--- start of EXTRACTED RECORDS ---

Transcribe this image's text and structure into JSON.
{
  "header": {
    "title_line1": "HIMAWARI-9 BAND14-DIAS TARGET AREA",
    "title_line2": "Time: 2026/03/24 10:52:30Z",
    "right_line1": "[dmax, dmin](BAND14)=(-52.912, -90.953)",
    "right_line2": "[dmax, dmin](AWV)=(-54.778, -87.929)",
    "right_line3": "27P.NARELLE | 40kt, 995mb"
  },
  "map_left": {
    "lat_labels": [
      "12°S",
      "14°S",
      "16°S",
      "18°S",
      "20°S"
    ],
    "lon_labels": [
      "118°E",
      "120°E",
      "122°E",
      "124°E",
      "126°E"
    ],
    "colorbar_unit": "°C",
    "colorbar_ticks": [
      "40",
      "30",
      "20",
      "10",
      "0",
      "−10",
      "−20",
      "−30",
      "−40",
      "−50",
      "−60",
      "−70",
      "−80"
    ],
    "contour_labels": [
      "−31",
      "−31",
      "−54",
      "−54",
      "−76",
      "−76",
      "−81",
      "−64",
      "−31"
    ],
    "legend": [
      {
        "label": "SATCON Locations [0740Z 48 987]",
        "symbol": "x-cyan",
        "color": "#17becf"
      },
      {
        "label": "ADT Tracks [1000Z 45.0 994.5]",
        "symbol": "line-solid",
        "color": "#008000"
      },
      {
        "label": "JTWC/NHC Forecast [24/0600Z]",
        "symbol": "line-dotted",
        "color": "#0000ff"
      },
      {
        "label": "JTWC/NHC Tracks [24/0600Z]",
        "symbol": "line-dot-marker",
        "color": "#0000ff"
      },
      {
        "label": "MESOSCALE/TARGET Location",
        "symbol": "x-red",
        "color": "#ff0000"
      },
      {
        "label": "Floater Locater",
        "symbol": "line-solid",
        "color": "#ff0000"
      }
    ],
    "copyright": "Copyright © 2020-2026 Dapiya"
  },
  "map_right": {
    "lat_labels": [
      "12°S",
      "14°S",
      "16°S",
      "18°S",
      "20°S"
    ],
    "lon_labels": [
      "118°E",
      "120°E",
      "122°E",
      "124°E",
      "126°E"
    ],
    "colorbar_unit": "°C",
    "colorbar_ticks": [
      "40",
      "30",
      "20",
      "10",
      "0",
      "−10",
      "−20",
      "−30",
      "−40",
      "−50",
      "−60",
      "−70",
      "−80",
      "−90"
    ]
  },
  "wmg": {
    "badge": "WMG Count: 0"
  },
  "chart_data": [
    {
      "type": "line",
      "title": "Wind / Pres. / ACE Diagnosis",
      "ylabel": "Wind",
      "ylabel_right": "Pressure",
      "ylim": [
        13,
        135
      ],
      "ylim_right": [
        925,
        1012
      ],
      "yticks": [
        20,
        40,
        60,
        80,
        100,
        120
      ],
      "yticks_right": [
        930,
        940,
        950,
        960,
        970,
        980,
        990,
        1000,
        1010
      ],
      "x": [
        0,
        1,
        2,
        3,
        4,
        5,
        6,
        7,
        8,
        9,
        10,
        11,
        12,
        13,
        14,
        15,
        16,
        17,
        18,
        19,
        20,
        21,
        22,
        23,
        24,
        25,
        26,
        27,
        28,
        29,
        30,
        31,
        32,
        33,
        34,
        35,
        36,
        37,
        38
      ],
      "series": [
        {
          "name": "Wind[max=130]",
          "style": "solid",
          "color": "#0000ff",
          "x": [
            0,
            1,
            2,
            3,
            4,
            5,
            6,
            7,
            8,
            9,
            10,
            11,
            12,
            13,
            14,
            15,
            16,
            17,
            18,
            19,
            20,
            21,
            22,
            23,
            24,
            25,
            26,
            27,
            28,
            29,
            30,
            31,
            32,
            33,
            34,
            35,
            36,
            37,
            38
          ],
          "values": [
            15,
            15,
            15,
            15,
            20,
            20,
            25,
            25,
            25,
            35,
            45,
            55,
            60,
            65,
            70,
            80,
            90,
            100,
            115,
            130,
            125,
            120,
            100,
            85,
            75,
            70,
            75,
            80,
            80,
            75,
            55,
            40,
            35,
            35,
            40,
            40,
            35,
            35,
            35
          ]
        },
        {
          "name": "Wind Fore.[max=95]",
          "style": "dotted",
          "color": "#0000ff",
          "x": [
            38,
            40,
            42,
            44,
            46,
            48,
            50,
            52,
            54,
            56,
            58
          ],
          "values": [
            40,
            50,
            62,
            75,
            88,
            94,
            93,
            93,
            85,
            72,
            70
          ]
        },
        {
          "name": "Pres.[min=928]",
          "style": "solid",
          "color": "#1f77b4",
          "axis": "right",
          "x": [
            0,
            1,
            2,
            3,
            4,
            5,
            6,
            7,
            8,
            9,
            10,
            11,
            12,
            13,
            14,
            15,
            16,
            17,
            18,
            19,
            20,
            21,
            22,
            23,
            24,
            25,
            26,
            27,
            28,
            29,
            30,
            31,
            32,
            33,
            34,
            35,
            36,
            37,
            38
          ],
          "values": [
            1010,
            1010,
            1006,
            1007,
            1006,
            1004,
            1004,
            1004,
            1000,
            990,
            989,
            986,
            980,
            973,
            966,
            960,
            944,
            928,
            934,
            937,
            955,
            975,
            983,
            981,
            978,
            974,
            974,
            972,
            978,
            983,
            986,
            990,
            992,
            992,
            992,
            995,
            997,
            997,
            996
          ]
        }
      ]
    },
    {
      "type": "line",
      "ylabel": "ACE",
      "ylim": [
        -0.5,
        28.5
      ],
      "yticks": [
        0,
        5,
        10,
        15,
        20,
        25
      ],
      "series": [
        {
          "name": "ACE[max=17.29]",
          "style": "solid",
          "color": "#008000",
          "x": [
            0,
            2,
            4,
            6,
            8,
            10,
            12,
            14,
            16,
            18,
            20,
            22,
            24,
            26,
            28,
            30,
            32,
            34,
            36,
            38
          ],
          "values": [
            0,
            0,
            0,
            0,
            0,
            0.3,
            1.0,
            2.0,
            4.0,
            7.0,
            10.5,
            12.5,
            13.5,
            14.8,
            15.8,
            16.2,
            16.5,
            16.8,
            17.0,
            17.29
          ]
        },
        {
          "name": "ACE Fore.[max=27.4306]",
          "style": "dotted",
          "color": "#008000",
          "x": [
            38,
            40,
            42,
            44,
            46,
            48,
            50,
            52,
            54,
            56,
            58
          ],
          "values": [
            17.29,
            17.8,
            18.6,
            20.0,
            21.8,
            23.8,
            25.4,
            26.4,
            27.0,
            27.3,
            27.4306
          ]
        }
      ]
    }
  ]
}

--- end of EXTRACTED RECORDS ---

### [WORK TO BE COMPLETED]
Output each entry precisely as given.

### [CORRECT RESPONSE]
Transcribe this image's text and structure into JSON.
{
  "header": {
    "title_line1": "HIMAWARI-9 BAND14-DIAS TARGET AREA",
    "title_line2": "Time: 2026/03/24 10:52:30Z",
    "right_line1": "[dmax, dmin](BAND14)=(-52.912, -90.953)",
    "right_line2": "[dmax, dmin](AWV)=(-54.778, -87.929)",
    "right_line3": "27P.NARELLE | 40kt, 995mb"
  },
  "map_left": {
    "lat_labels": [
      "12°S",
      "14°S",
      "16°S",
      "18°S",
      "20°S"
    ],
    "lon_labels": [
      "118°E",
      "120°E",
      "122°E",
      "124°E",
      "126°E"
    ],
    "colorbar_unit": "°C",
    "colorbar_ticks": [
      "40",
      "30",
      "20",
      "10",
      "0",
      "−10",
      "−20",
      "−30",
      "−40",
      "−50",
      "−60",
      "−70",
      "−80"
    ],
    "contour_labels": [
      "−31",
      "−31",
      "−54",
      "−54",
      "−76",
      "−76",
      "−81",
      "−64",
      "−31"
    ],
    "legend": [
      {
        "label": "SATCON Locations [0740Z 48 987]",
        "symbol": "x-cyan",
        "color": "#17becf"
      },
      {
        "label": "ADT Tracks [1000Z 45.0 994.5]",
        "symbol": "line-solid",
        "color": "#008000"
      },
      {
        "label": "JTWC/NHC Forecast [24/0600Z]",
        "symbol": "line-dotted",
        "color": "#0000ff"
      },
      {
        "label": "JTWC/NHC Tracks [24/0600Z]",
        "symbol": "line-dot-marker",
        "color": "#0000ff"
      },
      {
        "label": "MESOSCALE/TARGET Location",
        "symbol": "x-red",
        "color": "#ff0000"
      },
      {
        "label": "Floater Locater",
        "symbol": "line-solid",
        "color": "#ff0000"
      }
    ],
    "copyright": "Copyright © 2020-2026 Dapiya"
  },
  "map_right": {
    "lat_labels": [
      "12°S",
      "14°S",
      "16°S",
      "18°S",
      "20°S"
    ],
    "lon_labels": [
      "118°E",
      "120°E",
      "122°E",
      "124°E",
      "126°E"
    ],
    "colorbar_unit": "°C",
    "colorbar_ticks": [
      "40",
      "30",
      "20",
      "10",
      "0",
      "−10",
      "−20",
      "−30",
      "−40",
      "−50",
      "−60",
      "−70",
      "−80",
      "−90"
    ]
  },
  "wmg": {
    "badge": "WMG Count: 0"
  },
  "chart_data": [
    {
      "type": "line",
      "title": "Wind / Pres. / ACE Diagnosis",
      "ylabel": "Wind",
      "ylabel_right": "Pressure",
      "ylim": [
        13,
        135
      ],
      "ylim_right": [
        925,
        1012
      ],
      "yticks": [
        20,
        40,
        60,
        80,
        100,
        120
      ],
      "yticks_right": [
        930,
        940,
        950,
        960,
        970,
        980,
        990,
        1000,
        1010
      ],
      "x": [
        0,
        1,
        2,
        3,
        4,
        5,
        6,
        7,
        8,
        9,
        10,
        11,
        12,
        13,
        14,
        15,
        16,
        17,
        18,
        19,
        20,
        21,
        22,
        23,
        24,
        25,
        26,
        27,
        28,
        29,
        30,
        31,
        32,
        33,
        34,
        35,
        36,
        37,
        38
      ],
      "series": [
        {
          "name": "Wind[max=130]",
          "style": "solid",
          "color": "#0000ff",
          "x": [
            0,
            1,
            2,
            3,
            4,
            5,
            6,
            7,
            8,
            9,
            10,
            11,
            12,
            13,
            14,
            15,
            16,
            17,
            18,
            19,
            20,
            21,
            22,
            23,
            24,
            25,
            26,
            27,
            28,
            29,
            30,
            31,
            32,
            33,
            34,
            35,
            36,
            37,
            38
          ],
          "values": [
            15,
            15,
            15,
            15,
            20,
            20,
            25,
            25,
            25,
            35,
            45,
            55,
            60,
            65,
            70,
            80,
            90,
            100,
            115,
            130,
            125,
            120,
            100,
            85,
            75,
            70,
            75,
            80,
            80,
            75,
            55,
            40,
            35,
            35,
            40,
            40,
            35,
            35,
            35
          ]
        },
        {
          "name": "Wind Fore.[max=95]",
          "style": "dotted",
          "color": "#0000ff",
          "x": [
            38,
            40,
            42,
            44,
            46,
            48,
            50,
            52,
            54,
            56,
            58
          ],
          "values": [
            40,
            50,
            62,
            75,
            88,
            94,
            93,
            93,
            85,
            72,
            70
          ]
        },
        {
          "name": "Pres.[min=928]",
          "style": "solid",
          "color": "#1f77b4",
          "axis": "right",
          "x": [
            0,
            1,
            2,
            3,
            4,
            5,
            6,
            7,
            8,
            9,
            10,
            11,
            12,
            13,
            14,
            15,
            16,
            17,
            18,
            19,
            20,
            21,
            22,
            23,
            24,
            25,
            26,
            27,
            28,
            29,
            30,
            31,
            32,
            33,
            34,
            35,
            36,
            37,
            38
          ],
          "values": [
            1010,
            1010,
            1006,
            1007,
            1006,
            1004,
            1004,
            1004,
            1000,
            990,
            989,
            986,
            980,
            973,
            966,
            960,
            944,
            928,
            934,
            937,
            955,
            975,
            983,
            981,
            978,
            974,
            974,
            972,
            978,
            983,
            986,
            990,
            992,
            992,
            992,
            995,
            997,
            997,
            996
          ]
        }
      ]
    },
    {
      "type": "line",
      "ylabel": "ACE",
      "ylim": [
        -0.5,
        28.5
      ],
      "yticks": [
        0,
        5,
        10,
        15,
        20,
        25
      ],
      "series": [
        {
          "name": "ACE[max=17.29]",
          "style": "solid",
          "color": "#008000",
          "x": [
            0,
            2,
            4,
            6,
            8,
            10,
            12,
            14,
            16,
            18,
            20,
            22,
            24,
            26,
            28,
            30,
            32,
            34,
            36,
            38
          ],
          "values": [
            0,
            0,
            0,
            0,
            0,
            0.3,
            1.0,
            2.0,
            4.0,
            7.0,
            10.5,
            12.5,
            13.5,
            14.8,
            15.8,
            16.2,
            16.5,
            16.8,
            17.0,
            17.29
          ]
        },
        {
          "name": "ACE Fore.[max=27.4306]",
          "style": "dotted",
          "color": "#008000",
          "x": [
            38,
            40,
            42,
            44,
            46,
            48,
            50,
            52,
            54,
            56,
            58
          ],
          "values": [
            17.29,
            17.8,
            18.6,
            20.0,
            21.8,
            23.8,
            25.4,
            26.4,
            27.0,
            27.3,
            27.4306
          ]
        }
      ]
    }
  ]
}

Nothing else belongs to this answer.